* [Exercise description] Extract all lines in the data that contain the word "name".
+---+
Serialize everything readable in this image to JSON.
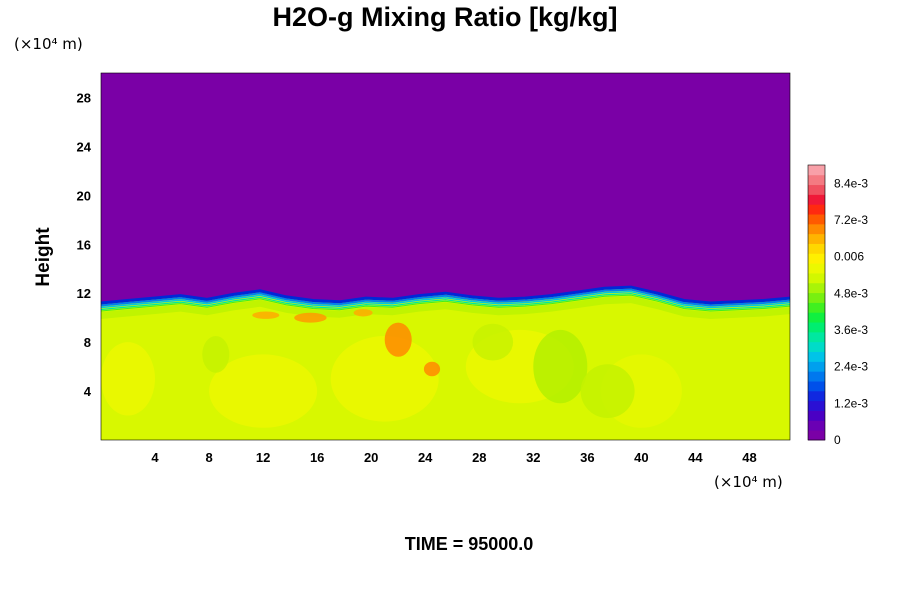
{
  "chart_data": {
    "type": "heatmap",
    "title": "H2O-g Mixing Ratio [kg/kg]",
    "ylabel": "Height",
    "xlabel": "",
    "x_unit": "(×10⁴ m)",
    "y_unit": "(×10⁴ m)",
    "xlim": [
      0,
      51
    ],
    "ylim": [
      0,
      30
    ],
    "x_ticks": [
      4,
      8,
      12,
      16,
      20,
      24,
      28,
      32,
      36,
      40,
      44,
      48
    ],
    "y_ticks": [
      4,
      8,
      12,
      16,
      20,
      24,
      28
    ],
    "colorbar": {
      "range": [
        0,
        0.009
      ],
      "ticks": [
        {
          "value": 0,
          "label": "0"
        },
        {
          "value": 0.0012,
          "label": "1.2e-3"
        },
        {
          "value": 0.0024,
          "label": "2.4e-3"
        },
        {
          "value": 0.0036,
          "label": "3.6e-3"
        },
        {
          "value": 0.0048,
          "label": "4.8e-3"
        },
        {
          "value": 0.006,
          "label": "0.006"
        },
        {
          "value": 0.0072,
          "label": "7.2e-3"
        },
        {
          "value": 0.0084,
          "label": "8.4e-3"
        }
      ],
      "colors": [
        "#7a00a6",
        "#6a00b4",
        "#4a00c4",
        "#2a10d4",
        "#1028e0",
        "#0050ea",
        "#0078ee",
        "#00a0ee",
        "#00c4e8",
        "#00dcc8",
        "#00e8a0",
        "#00ee70",
        "#10f040",
        "#40f020",
        "#78f010",
        "#a8f408",
        "#d2f800",
        "#ecf800",
        "#fff000",
        "#ffd800",
        "#ffb400",
        "#ff8a00",
        "#ff5a00",
        "#ff2a10",
        "#f01838",
        "#f05060",
        "#f47a82",
        "#f8a0a8"
      ]
    },
    "moist_layer_top_height": [
      11.2,
      11.4,
      11.6,
      11.8,
      11.5,
      11.9,
      12.2,
      11.7,
      11.4,
      11.3,
      11.6,
      11.5,
      11.8,
      12.0,
      11.7,
      11.5,
      11.6,
      11.8,
      12.1,
      12.4,
      12.5,
      12.0,
      11.4,
      11.2,
      11.3,
      11.4,
      11.6
    ],
    "regions": [
      {
        "name": "dry upper layer",
        "value": 0
      },
      {
        "name": "moist lower layer",
        "value": 0.0062
      }
    ]
  },
  "footer": {
    "time_label": "TIME = 95000.0"
  }
}
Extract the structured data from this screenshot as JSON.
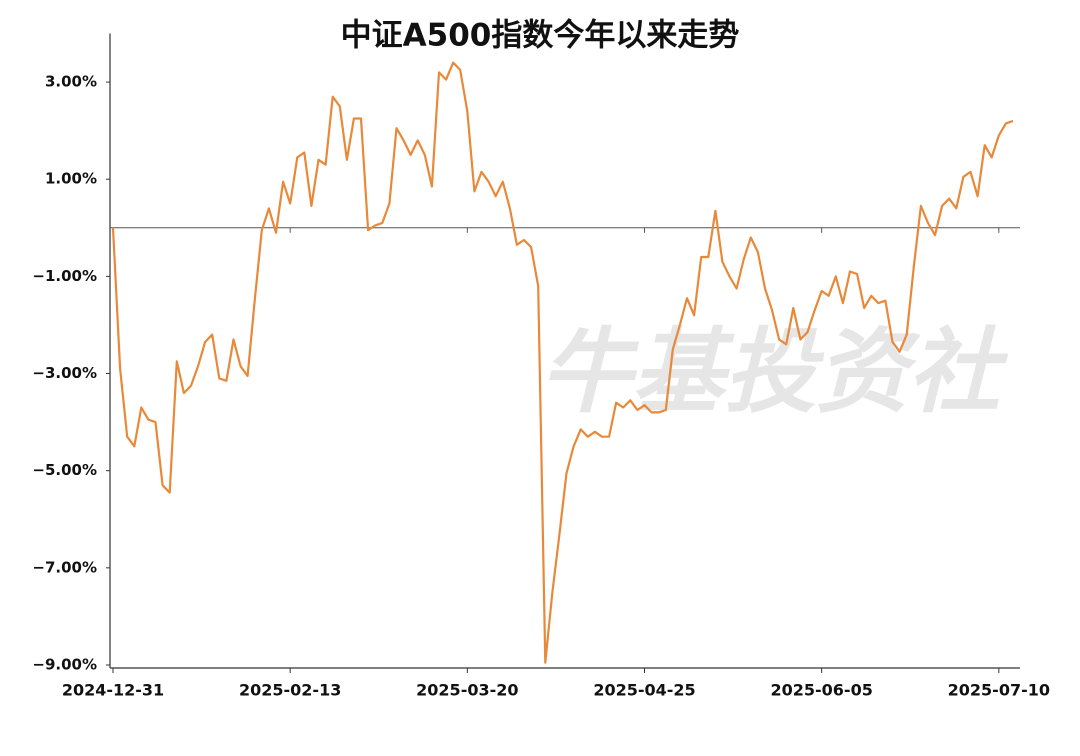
+---+
* [Solved exercise]
        "name": "dry upper layer",
        "name": "moist lower layer",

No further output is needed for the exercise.